### TASK SET
1 – In the energy news excerpts, by what percentage would the planned coal plants expand the world's coal-fired power capacity?
2 – Translate this sentence from the energy news excerpts into Spanish: "New European solar installations dropped by one-third in 2016 as several countries reduced high prices for purchased power."

New data on the world’s biggest developers of coal-fired power plants paints a very different picture: Chinese corporations are building or planning to build more than 700 new coal plants at home and around the world. Overall, 1,600 coal plants are planned or under construction in 62 countries, according to Urgewald’s tally, which uses data from the Global Coal Plant Tracker portal. The new plants would expand the world’s coal-fired power capacity by 43 percent. The fleet of new coal plants would make it virtually impossible to meet the goals set in the Paris climate accord. –Hiroko Tabuchi, The New York Times, 1 July 2017
The world’s biggest coal users — China, the United States and India — have boosted coal mining in 2017, in an abrupt departure from last year’s record global decline for the heavily polluting fuel and a setback to efforts to rein in climate change emissions. Mining data reviewed by The Associated Press show that production through May is up by at least 121 million tons, or 6 per cent, for the three countries compared to the same period last year. The change is most dramatic in the U.S., where coal mining rose 19 per cent in the first five months of the year, according to U.S. Department of Energy data. —Associated Press, 26 June 2017
A coalition of OPEC members and other petrostates agreed to reduce its collective production by 1.8 million barrels per day through next March, but surging North American crude production is threatening to effectively cancel out those cuts. As the FT reports, oil output in Canada’s oil sands is set to jump as projects funded well before the decline in crude prices come online over the next year and half. Combined, Canadian and U.S. oil production is set to grow more than a million barrels per day next year, as compared to where these North American countries were when the petrostate cuts first went into place. That nullifies more than half of that petrostate production draw down. This all adds up to a truth that the oil historian Daniel Yergin hit on last year: “the era of Opec as a decisive force in the world economy is over.” —The American Interest, 2 July 2017
Solar panels create 300 times more toxic waste per unit of electricity generated than nuclear power plants, according to a Thursday report from the pro-nuclear group Environmental Progress (EP). The report found that solar panels use heavy metals, including lead, chromium and cadmium, which can harm the environment. The hazards of nuclear waste are well known and can be planned for, but very little has been done to mitigate solar waste issues. Terry said that waste from solar panels will quickly become a far bigger problem than nuclear waste, because power grids need dramatically more solar panels to generate the same amount of electricity as a nuclear reactor. –Andrew Follett, Daily Caller, 1 July 2017
Solar, wind and electric vehicles are now said to have such momentum that they are going to cause a peak in oil demand within as little as five years, according to the most optimistic projections. Costs have come down to the point where the Financial Times published an article titled, “The Big Green Bang: How renewable energy became unstoppable.” Unfortunately, reality is the wicked witch and the flying monkeys are starting to descend. In case after case, where subsidies or support is removed, sales suffer. New European solar installations dropped by one-third in 2016 as several countries reduced high prices for purchased power. An end to heavy subsidies and mandates might not cause the near-disappearance of these industries as in the past, but some serious retrenchment is a real possibility and it’s puzzling that so many are treating that as impossible. –Michael Lynch, Forbes, 29 June 2017
The contract for the proposed Hinkley Point nuclear power station is so heavily loaded with penalties that the UK government is unlikely to cancel. Rising costs and other project risks, on the other hand, mean that EdF is in no hurry to build it. This results in a stagnant uncertainty that further clouds prospects for what would otherwise be the technology of choice, Combined Cycle Gas Turbines, and even for renewables. –John Constable, GWPF Energy, 27 June 2017
So when is Greenpeace going to go over to china to use their garbage scows ARCTIC SUNRISE and RAINBOW WARRIOR II to block the china coal ships like these trouble makers are always doing Greenpest GO AWAY
China signed the Paris deal. They promised to increase the amount of coal they burn each year until 2030. That makes them climate saints. Greenpeace won’t go near China.

### EXTRACTED INFORMATION
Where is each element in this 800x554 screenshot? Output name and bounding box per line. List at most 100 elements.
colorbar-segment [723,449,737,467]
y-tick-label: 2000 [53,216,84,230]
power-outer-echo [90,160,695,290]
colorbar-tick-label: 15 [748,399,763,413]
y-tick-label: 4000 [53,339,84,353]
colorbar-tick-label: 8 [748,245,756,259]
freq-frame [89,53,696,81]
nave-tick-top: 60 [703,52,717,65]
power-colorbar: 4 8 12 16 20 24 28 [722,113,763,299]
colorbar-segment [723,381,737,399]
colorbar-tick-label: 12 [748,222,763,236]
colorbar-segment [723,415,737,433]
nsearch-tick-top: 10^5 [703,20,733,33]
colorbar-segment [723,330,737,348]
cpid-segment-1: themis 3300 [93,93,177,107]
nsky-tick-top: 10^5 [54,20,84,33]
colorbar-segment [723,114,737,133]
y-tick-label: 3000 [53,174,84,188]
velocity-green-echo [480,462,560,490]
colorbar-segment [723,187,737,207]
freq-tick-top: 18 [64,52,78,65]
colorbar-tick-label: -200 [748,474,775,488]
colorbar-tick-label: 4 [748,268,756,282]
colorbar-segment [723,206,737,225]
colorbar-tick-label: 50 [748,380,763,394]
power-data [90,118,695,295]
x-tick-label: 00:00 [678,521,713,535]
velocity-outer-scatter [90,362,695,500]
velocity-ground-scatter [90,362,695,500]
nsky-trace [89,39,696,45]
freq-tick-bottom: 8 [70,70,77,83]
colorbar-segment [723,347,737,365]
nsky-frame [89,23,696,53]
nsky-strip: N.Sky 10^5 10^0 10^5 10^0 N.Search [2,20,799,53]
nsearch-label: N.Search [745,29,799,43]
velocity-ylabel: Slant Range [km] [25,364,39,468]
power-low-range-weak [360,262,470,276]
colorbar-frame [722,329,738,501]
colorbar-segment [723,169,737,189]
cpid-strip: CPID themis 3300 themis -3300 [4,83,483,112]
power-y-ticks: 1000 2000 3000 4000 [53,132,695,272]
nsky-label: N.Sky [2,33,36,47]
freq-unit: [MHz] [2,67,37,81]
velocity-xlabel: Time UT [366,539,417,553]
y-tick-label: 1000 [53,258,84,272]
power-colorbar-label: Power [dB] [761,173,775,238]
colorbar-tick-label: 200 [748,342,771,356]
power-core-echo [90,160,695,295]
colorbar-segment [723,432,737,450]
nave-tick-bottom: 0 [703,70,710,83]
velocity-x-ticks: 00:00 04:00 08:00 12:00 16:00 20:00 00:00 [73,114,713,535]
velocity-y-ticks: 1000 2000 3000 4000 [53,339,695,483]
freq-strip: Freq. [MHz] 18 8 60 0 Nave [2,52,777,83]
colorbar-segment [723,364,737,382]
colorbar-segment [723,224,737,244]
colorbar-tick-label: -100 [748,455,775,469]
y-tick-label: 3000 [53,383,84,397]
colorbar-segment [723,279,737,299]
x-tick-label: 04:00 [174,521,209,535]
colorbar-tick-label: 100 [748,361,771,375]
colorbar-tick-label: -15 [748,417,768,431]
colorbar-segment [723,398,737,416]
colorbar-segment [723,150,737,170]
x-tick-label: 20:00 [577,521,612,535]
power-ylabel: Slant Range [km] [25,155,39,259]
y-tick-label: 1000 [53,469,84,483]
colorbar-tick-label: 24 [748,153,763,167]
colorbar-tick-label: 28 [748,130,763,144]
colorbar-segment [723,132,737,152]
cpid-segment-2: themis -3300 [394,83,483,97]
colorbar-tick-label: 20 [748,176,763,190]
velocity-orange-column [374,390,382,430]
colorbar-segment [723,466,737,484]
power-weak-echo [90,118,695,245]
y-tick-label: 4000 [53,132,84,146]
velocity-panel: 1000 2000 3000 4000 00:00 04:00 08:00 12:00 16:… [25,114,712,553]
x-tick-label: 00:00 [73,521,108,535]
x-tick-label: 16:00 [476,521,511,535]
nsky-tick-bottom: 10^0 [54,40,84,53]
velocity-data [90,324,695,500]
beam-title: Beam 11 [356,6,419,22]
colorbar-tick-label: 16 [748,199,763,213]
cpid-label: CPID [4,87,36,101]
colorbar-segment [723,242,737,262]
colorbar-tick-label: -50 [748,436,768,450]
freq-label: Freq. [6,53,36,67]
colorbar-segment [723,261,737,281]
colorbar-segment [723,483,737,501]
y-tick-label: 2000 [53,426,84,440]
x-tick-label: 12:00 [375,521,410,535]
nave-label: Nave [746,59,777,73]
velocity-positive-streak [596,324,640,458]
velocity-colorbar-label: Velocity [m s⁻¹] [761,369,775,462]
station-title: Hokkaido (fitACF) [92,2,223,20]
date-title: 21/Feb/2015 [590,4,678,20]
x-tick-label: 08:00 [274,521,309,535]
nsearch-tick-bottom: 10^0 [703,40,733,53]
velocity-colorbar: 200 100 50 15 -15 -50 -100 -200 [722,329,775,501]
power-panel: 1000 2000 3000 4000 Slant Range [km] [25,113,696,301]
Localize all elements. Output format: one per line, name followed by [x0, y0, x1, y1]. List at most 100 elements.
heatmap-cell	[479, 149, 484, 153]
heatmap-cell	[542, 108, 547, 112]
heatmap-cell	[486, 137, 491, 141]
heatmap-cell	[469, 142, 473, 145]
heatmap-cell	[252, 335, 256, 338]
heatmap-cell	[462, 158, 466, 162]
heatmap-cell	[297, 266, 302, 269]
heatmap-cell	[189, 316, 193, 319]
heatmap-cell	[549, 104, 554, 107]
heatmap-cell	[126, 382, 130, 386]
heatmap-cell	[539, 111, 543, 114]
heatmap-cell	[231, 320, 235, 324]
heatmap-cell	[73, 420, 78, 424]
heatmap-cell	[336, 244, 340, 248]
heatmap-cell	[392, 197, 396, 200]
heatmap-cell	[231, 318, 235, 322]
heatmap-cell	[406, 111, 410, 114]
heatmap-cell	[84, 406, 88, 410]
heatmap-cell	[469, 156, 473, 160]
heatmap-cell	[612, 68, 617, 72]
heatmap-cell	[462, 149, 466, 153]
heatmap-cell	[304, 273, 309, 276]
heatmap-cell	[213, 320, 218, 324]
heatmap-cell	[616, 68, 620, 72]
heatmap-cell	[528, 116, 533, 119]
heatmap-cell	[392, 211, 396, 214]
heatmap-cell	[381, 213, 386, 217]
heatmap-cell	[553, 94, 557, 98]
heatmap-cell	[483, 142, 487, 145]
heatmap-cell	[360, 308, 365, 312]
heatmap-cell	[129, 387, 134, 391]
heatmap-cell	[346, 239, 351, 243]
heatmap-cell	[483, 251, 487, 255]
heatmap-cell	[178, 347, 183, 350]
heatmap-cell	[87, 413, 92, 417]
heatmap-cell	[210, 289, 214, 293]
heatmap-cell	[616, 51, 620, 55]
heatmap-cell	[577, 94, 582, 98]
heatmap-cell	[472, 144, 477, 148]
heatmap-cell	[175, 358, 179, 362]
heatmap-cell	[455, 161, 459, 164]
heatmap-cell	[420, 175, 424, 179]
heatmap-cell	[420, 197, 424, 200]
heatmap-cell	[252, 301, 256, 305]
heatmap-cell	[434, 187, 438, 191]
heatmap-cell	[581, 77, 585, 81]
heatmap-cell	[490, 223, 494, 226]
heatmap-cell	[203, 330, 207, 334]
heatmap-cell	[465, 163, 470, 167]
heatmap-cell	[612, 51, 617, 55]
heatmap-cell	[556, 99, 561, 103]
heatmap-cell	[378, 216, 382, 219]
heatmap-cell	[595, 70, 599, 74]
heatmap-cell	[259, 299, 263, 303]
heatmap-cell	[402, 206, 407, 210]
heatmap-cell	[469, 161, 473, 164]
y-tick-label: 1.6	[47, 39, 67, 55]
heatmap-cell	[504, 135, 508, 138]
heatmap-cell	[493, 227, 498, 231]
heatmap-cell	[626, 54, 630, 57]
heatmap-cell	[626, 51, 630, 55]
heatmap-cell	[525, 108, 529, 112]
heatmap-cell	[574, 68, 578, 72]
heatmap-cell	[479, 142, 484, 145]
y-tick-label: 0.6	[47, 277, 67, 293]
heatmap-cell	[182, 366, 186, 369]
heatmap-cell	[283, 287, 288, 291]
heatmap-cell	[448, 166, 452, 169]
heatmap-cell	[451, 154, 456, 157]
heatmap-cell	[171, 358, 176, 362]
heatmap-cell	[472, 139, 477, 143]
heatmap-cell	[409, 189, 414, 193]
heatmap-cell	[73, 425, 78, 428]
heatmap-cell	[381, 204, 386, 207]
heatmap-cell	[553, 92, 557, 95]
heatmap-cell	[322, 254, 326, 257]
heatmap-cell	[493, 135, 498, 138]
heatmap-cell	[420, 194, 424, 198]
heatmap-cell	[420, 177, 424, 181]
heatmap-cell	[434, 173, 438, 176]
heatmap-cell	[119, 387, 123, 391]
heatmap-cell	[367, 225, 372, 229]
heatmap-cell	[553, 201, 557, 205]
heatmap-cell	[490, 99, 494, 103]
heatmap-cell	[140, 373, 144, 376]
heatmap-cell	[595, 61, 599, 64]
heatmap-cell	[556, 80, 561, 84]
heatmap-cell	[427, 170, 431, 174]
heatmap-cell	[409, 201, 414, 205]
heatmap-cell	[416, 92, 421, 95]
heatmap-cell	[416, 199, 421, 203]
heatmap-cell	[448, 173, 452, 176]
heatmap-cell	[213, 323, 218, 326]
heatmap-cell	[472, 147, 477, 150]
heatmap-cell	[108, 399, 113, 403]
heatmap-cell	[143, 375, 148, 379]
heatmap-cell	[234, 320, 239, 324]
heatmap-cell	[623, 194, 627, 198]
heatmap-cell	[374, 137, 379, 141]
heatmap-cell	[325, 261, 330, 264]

### RESULTS
1 – By 43 percent.

2 – Las nuevas instalaciones solares en Europa cayeron en un tercio en 2016, ya que varios países redujeron los altos precios de la energía comprada.